* [YOUR INSTRUCTIONS] Extract each line from the entries below that has the string "household" in it.

* [RECORD SET]
┌──

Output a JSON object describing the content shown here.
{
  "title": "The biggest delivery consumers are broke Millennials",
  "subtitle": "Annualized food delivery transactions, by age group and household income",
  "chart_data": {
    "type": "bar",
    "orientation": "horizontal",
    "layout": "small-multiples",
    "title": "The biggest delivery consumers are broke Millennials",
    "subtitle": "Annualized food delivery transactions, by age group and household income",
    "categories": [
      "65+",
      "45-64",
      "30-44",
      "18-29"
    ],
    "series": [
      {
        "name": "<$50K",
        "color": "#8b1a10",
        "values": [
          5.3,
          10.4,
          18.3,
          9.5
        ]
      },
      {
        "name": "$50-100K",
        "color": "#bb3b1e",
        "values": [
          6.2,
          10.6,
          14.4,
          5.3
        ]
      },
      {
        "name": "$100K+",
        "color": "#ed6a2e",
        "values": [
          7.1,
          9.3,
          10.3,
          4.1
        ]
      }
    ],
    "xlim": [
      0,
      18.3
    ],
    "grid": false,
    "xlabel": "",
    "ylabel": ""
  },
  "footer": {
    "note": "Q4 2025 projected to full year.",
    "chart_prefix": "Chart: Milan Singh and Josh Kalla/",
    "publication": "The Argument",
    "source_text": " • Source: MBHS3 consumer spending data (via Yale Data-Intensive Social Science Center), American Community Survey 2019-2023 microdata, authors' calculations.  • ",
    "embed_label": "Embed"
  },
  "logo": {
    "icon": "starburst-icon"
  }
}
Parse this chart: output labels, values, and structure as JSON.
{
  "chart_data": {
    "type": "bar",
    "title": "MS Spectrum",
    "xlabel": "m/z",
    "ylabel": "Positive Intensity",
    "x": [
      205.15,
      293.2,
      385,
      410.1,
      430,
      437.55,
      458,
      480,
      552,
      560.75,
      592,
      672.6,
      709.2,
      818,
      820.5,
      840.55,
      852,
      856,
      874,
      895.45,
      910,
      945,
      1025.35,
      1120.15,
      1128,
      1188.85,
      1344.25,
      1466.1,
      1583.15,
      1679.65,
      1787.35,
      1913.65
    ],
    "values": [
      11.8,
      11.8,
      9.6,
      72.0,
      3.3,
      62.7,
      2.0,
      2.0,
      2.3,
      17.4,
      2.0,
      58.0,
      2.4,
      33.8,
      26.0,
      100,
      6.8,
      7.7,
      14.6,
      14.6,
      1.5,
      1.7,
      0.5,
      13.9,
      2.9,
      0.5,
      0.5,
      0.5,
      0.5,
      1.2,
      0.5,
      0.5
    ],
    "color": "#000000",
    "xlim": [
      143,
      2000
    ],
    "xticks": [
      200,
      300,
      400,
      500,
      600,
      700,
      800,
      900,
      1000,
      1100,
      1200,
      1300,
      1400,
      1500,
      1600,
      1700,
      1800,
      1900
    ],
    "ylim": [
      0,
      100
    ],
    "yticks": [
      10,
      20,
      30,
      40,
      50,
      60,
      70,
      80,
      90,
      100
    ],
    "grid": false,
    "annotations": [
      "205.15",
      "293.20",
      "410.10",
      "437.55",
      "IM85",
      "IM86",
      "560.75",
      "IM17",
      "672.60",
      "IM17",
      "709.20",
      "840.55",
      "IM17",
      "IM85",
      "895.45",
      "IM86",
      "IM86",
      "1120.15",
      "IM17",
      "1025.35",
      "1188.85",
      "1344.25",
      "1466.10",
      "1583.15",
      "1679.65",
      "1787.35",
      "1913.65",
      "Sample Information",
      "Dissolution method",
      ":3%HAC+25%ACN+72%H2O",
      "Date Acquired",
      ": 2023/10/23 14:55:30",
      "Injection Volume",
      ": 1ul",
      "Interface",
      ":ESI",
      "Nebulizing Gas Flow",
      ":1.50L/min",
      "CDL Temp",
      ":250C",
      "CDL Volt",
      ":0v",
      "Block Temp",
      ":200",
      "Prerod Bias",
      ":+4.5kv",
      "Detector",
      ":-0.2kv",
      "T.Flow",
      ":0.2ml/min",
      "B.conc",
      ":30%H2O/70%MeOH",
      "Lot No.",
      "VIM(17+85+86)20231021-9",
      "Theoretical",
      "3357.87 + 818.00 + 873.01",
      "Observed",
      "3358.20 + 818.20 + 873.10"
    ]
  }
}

└──

* [WRITTEN SOLUTION]
  "subtitle": "Annualized food delivery transactions, by age group and household income",
    "subtitle": "Annualized food delivery transactions, by age group and household income",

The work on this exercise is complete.